# START OF RECORDS SUPPLIED

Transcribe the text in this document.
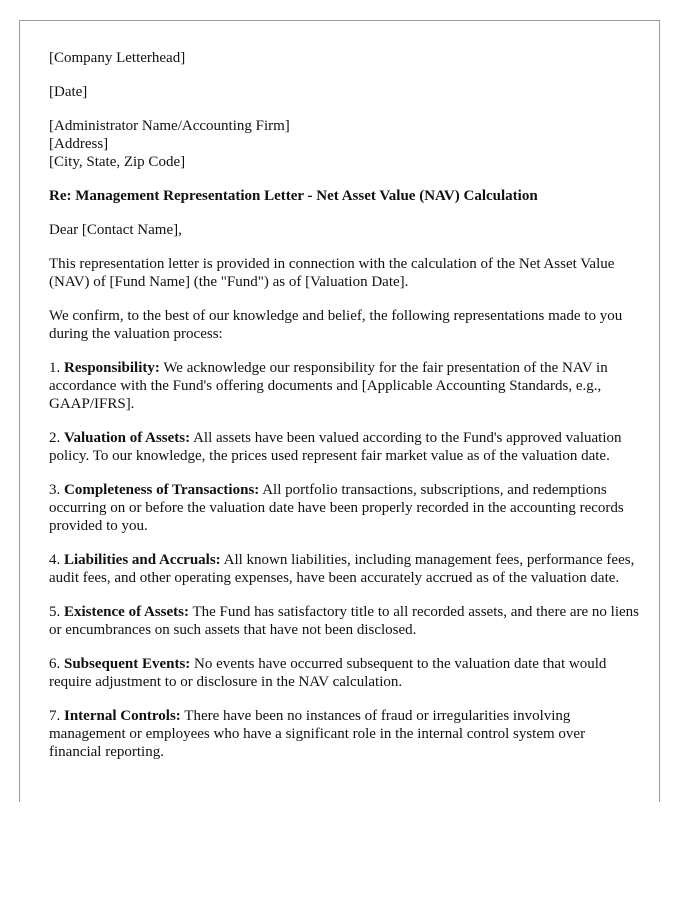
[Company Letterhead]

[Date]

[Administrator Name/Accounting Firm]
[Address]
[City, State, Zip Code]

Re: Management Representation Letter - Net Asset Value (NAV) Calculation

Dear [Contact Name],

This representation letter is provided in connection with the calculation of the Net Asset Value (NAV) of [Fund Name] (the "Fund") as of [Valuation Date].

We confirm, to the best of our knowledge and belief, the following representations made to you during the valuation process:

1. Responsibility: We acknowledge our responsibility for the fair presentation of the NAV in accordance with the Fund's offering documents and [Applicable Accounting Standards, e.g., GAAP/IFRS].

2. Valuation of Assets: All assets have been valued according to the Fund's approved valuation policy. To our knowledge, the prices used represent fair market value as of the valuation date.

3. Completeness of Transactions: All portfolio transactions, subscriptions, and redemptions occurring on or before the valuation date have been properly recorded in the accounting records provided to you.

4. Liabilities and Accruals: All known liabilities, including management fees, performance fees, audit fees, and other operating expenses, have been accurately accrued as of the valuation date.

5. Existence of Assets: The Fund has satisfactory title to all recorded assets, and there are no liens or encumbrances on such assets that have not been disclosed.

6. Subsequent Events: No events have occurred subsequent to the valuation date that would require adjustment to or disclosure in the NAV calculation.

7. Internal Controls: There have been no instances of fraud or irregularities involving management or employees who have a significant role in the internal control system over financial reporting.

# END OF RECORDS SUPPLIED

Restate each entry word for word, leaving out any pictures.

# RESULT OF THIS EXERCISE
Transcribe the text in this document.
[Company Letterhead]

[Date]

[Administrator Name/Accounting Firm]
[Address]
[City, State, Zip Code]

Re: Management Representation Letter - Net Asset Value (NAV) Calculation

Dear [Contact Name],

This representation letter is provided in connection with the calculation of the Net Asset Value (NAV) of [Fund Name] (the "Fund") as of [Valuation Date].

We confirm, to the best of our knowledge and belief, the following representations made to you during the valuation process:

1. Responsibility: We acknowledge our responsibility for the fair presentation of the NAV in accordance with the Fund's offering documents and [Applicable Accounting Standards, e.g., GAAP/IFRS].

2. Valuation of Assets: All assets have been valued according to the Fund's approved valuation policy. To our knowledge, the prices used represent fair market value as of the valuation date.

3. Completeness of Transactions: All portfolio transactions, subscriptions, and redemptions occurring on or before the valuation date have been properly recorded in the accounting records provided to you.

4. Liabilities and Accruals: All known liabilities, including management fees, performance fees, audit fees, and other operating expenses, have been accurately accrued as of the valuation date.

5. Existence of Assets: The Fund has satisfactory title to all recorded assets, and there are no liens or encumbrances on such assets that have not been disclosed.

6. Subsequent Events: No events have occurred subsequent to the valuation date that would require adjustment to or disclosure in the NAV calculation.

7. Internal Controls: There have been no instances of fraud or irregularities involving management or employees who have a significant role in the internal control system over financial reporting.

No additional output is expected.